WORK TO BE COMPLETED:
Leave out the pictures, then reproduce the rest of the material exactly.

DATA LISTING:
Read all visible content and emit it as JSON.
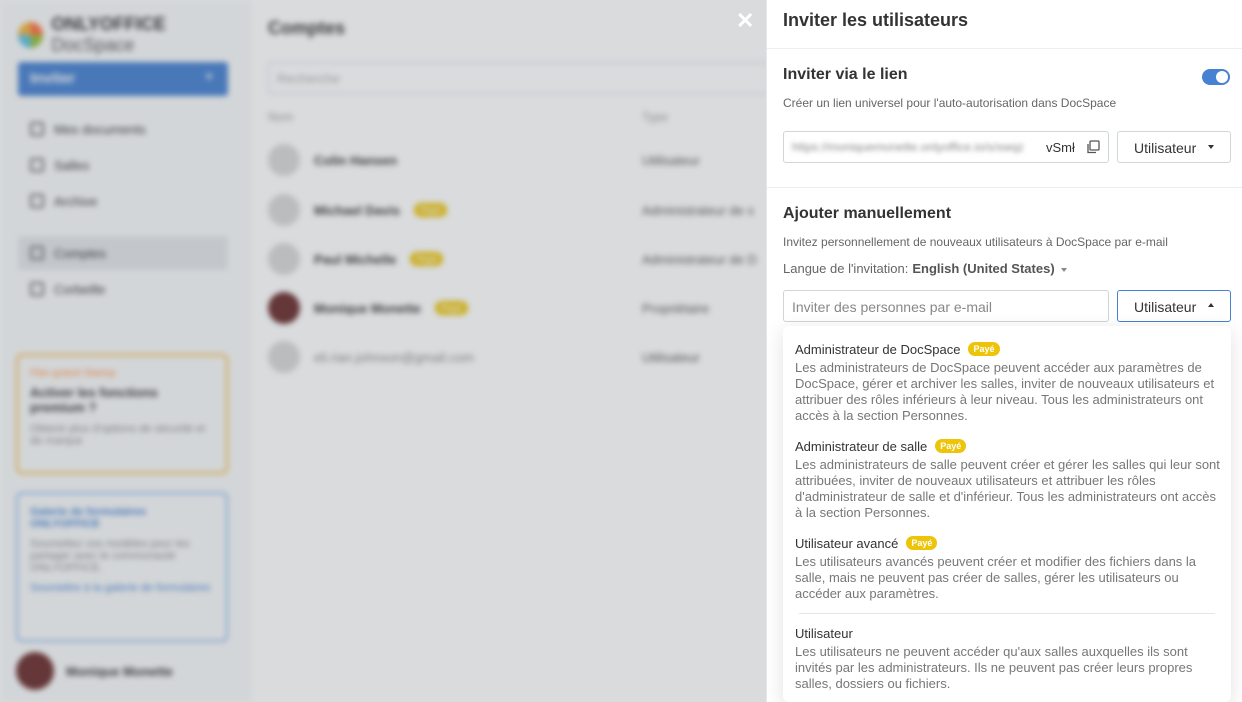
{
  "background": {
    "logo": {
      "brand": "ONLYOFFICE",
      "product": "DocSpace"
    },
    "invite_button": "Inviter",
    "nav": [
      {
        "label": "Mes documents",
        "icon": "document-icon"
      },
      {
        "label": "Salles",
        "icon": "rooms-icon"
      },
      {
        "label": "Archive",
        "icon": "archive-icon"
      },
      {
        "label": "Comptes",
        "icon": "accounts-icon",
        "active": true
      },
      {
        "label": "Corbeille",
        "icon": "trash-icon"
      }
    ],
    "promo": {
      "tag": "Plan gratuit Startup",
      "title": "Activer les fonctions premium ?",
      "text": "Obtenir plus d'options de sécurité et de marque"
    },
    "gallery": {
      "title": "Galerie de formulaires ONLYOFFICE",
      "text": "Soumettez vos modèles pour les partager avec le communauté ONLYOFFICE.",
      "link": "Soumettre à la galerie de formulaires"
    },
    "profile_name": "Monique Monette",
    "page_title": "Comptes",
    "search_placeholder": "Recherche",
    "col_name": "Nom",
    "col_type": "Type",
    "rows": [
      {
        "name": "Colin Hansen",
        "type": "Utilisateur"
      },
      {
        "name": "Michael Davis",
        "badge": "Payé",
        "type": "Administrateur de s"
      },
      {
        "name": "Paul Michelle",
        "badge": "Payé",
        "type": "Administrateur de D"
      },
      {
        "name": "Monique Monette",
        "badge": "Payé",
        "type": "Propriétaire"
      },
      {
        "name": "eli.rian.johnson@gmail.com",
        "type": "Utilisateur"
      }
    ]
  },
  "panel": {
    "title": "Inviter les utilisateurs",
    "link_section": {
      "title": "Inviter via le lien",
      "subtitle": "Créer un lien universel pour l'auto-autorisation dans DocSpace",
      "toggle_on": true,
      "url_blurred": "https://moniquemonette.onlyoffice.io/s/xwqz",
      "url_tail": "vSmł",
      "role": "Utilisateur"
    },
    "manual_section": {
      "title": "Ajouter manuellement",
      "subtitle": "Invitez personnellement de nouveaux utilisateurs à DocSpace par e-mail",
      "language_label": "Langue de l'invitation:",
      "language_value": "English (United States)",
      "email_placeholder": "Inviter des personnes par e-mail",
      "role": "Utilisateur"
    },
    "role_options": [
      {
        "title": "Administrateur de DocSpace",
        "badge": "Payé",
        "description": "Les administrateurs de DocSpace peuvent accéder aux paramètres de DocSpace, gérer et archiver les salles, inviter de nouveaux utilisateurs et attribuer des rôles inférieurs à leur niveau. Tous les administrateurs ont accès à la section Personnes."
      },
      {
        "title": "Administrateur de salle",
        "badge": "Payé",
        "description": "Les administrateurs de salle peuvent créer et gérer les salles qui leur sont attribuées, inviter de nouveaux utilisateurs et attribuer les rôles d'administrateur de salle et d'inférieur. Tous les administrateurs ont accès à la section Personnes."
      },
      {
        "title": "Utilisateur avancé",
        "badge": "Payé",
        "description": "Les utilisateurs avancés peuvent créer et modifier des fichiers dans la salle, mais ne peuvent pas créer de salles, gérer les utilisateurs ou accéder aux paramètres."
      },
      {
        "title": "Utilisateur",
        "badge": "",
        "description": "Les utilisateurs ne peuvent accéder qu'aux salles auxquelles ils sont invités par les administrateurs. Ils ne peuvent pas créer leurs propres salles, dossiers ou fichiers."
      }
    ]
  }
}
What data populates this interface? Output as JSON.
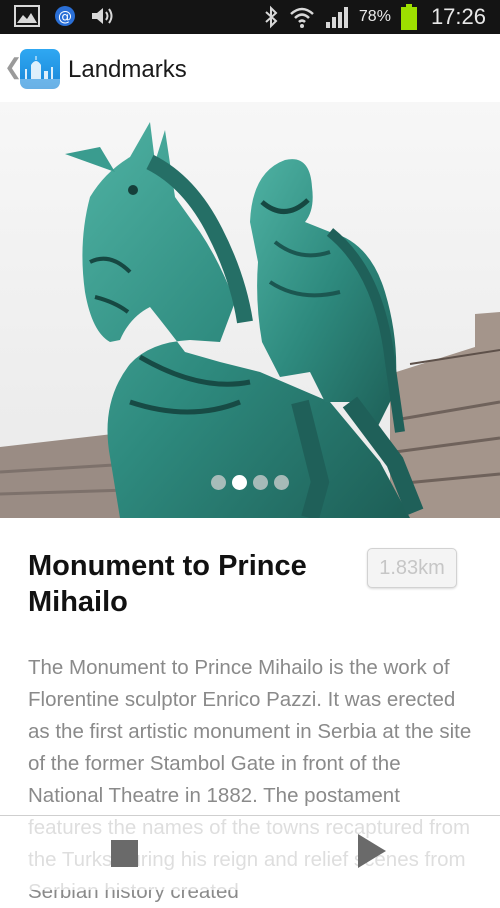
{
  "status_bar": {
    "battery_percent": "78%",
    "time": "17:26",
    "icons": [
      "gallery-icon",
      "at-icon",
      "volume-icon",
      "bluetooth-icon",
      "wifi-icon",
      "signal-icon",
      "battery-icon"
    ]
  },
  "app_bar": {
    "title": "Landmarks",
    "logo_icon": "city-skyline-logo"
  },
  "gallery": {
    "image_count": 4,
    "active_index": 1
  },
  "place": {
    "title": "Monument to Prince Mihailo",
    "distance": "1.83km",
    "description": "The Monument to Prince Mihailo is the work of Florentine sculptor Enrico Pazzi. It was erected as the first artistic monument in Serbia at the site of the former Stambol Gate in front of the National Theatre in 1882. The postament features the names of the towns recaptured from the Turks during his reign and relief scenes from Serbian history created"
  },
  "player": {
    "stop_icon": "stop-icon",
    "play_icon": "play-icon"
  },
  "colors": {
    "status_bar_bg": "#141414",
    "battery": "#9de000",
    "logo": "#2298ea",
    "statue_patina": "#2e8a7e"
  }
}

ANSWER:
Read all visible content and emit it as JSON.
{
  "background": {
    "logo": {
      "brand": "ONLYOFFICE",
      "product": "DocSpace"
    },
    "invite_button": "Inviter",
    "nav": [
      {
        "label": "Mes documents",
        "icon": "document-icon"
      },
      {
        "label": "Salles",
        "icon": "rooms-icon"
      },
      {
        "label": "Archive",
        "icon": "archive-icon"
      },
      {
        "label": "Comptes",
        "icon": "accounts-icon",
        "active": true
      },
      {
        "label": "Corbeille",
        "icon": "trash-icon"
      }
    ],
    "promo": {
      "tag": "Plan gratuit Startup",
      "title": "Activer les fonctions premium ?",
      "text": "Obtenir plus d'options de sécurité et de marque"
    },
    "gallery": {
      "title": "Galerie de formulaires ONLYOFFICE",
      "text": "Soumettez vos modèles pour les partager avec le communauté ONLYOFFICE.",
      "link": "Soumettre à la galerie de formulaires"
    },
    "profile_name": "Monique Monette",
    "page_title": "Comptes",
    "search_placeholder": "Recherche",
    "col_name": "Nom",
    "col_type": "Type",
    "rows": [
      {
        "name": "Colin Hansen",
        "type": "Utilisateur"
      },
      {
        "name": "Michael Davis",
        "badge": "Payé",
        "type": "Administrateur de s"
      },
      {
        "name": "Paul Michelle",
        "badge": "Payé",
        "type": "Administrateur de D"
      },
      {
        "name": "Monique Monette",
        "badge": "Payé",
        "type": "Propriétaire"
      },
      {
        "name": "eli.rian.johnson@gmail.com",
        "type": "Utilisateur"
      }
    ]
  },
  "panel": {
    "title": "Inviter les utilisateurs",
    "link_section": {
      "title": "Inviter via le lien",
      "subtitle": "Créer un lien universel pour l'auto-autorisation dans DocSpace",
      "toggle_on": true,
      "url_blurred": "https://moniquemonette.onlyoffice.io/s/xwqz",
      "url_tail": "vSmł",
      "role": "Utilisateur"
    },
    "manual_section": {
      "title": "Ajouter manuellement",
      "subtitle": "Invitez personnellement de nouveaux utilisateurs à DocSpace par e-mail",
      "language_label": "Langue de l'invitation:",
      "language_value": "English (United States)",
      "email_placeholder": "Inviter des personnes par e-mail",
      "role": "Utilisateur"
    },
    "role_options": [
      {
        "title": "Administrateur de DocSpace",
        "badge": "Payé",
        "description": "Les administrateurs de DocSpace peuvent accéder aux paramètres de DocSpace, gérer et archiver les salles, inviter de nouveaux utilisateurs et attribuer des rôles inférieurs à leur niveau. Tous les administrateurs ont accès à la section Personnes."
      },
      {
        "title": "Administrateur de salle",
        "badge": "Payé",
        "description": "Les administrateurs de salle peuvent créer et gérer les salles qui leur sont attribuées, inviter de nouveaux utilisateurs et attribuer les rôles d'administrateur de salle et d'inférieur. Tous les administrateurs ont accès à la section Personnes."
      },
      {
        "title": "Utilisateur avancé",
        "badge": "Payé",
        "description": "Les utilisateurs avancés peuvent créer et modifier des fichiers dans la salle, mais ne peuvent pas créer de salles, gérer les utilisateurs ou accéder aux paramètres."
      },
      {
        "title": "Utilisateur",
        "badge": "",
        "description": "Les utilisateurs ne peuvent accéder qu'aux salles auxquelles ils sont invités par les administrateurs. Ils ne peuvent pas créer leurs propres salles, dossiers ou fichiers."
      }
    ]
  }
}
What data populates this interface? Output as JSON.
{
  "status_bar": {
    "battery_percent": "78%",
    "time": "17:26",
    "icons": [
      "gallery-icon",
      "at-icon",
      "volume-icon",
      "bluetooth-icon",
      "wifi-icon",
      "signal-icon",
      "battery-icon"
    ]
  },
  "app_bar": {
    "title": "Landmarks",
    "logo_icon": "city-skyline-logo"
  },
  "gallery": {
    "image_count": 4,
    "active_index": 1
  },
  "place": {
    "title": "Monument to Prince Mihailo",
    "distance": "1.83km",
    "description": "The Monument to Prince Mihailo is the work of Florentine sculptor Enrico Pazzi. It was erected as the first artistic monument in Serbia at the site of the former Stambol Gate in front of the National Theatre in 1882. The postament features the names of the towns recaptured from the Turks during his reign and relief scenes from Serbian history created"
  },
  "player": {
    "stop_icon": "stop-icon",
    "play_icon": "play-icon"
  },
  "colors": {
    "status_bar_bg": "#141414",
    "battery": "#9de000",
    "logo": "#2298ea",
    "statue_patina": "#2e8a7e"
  }
}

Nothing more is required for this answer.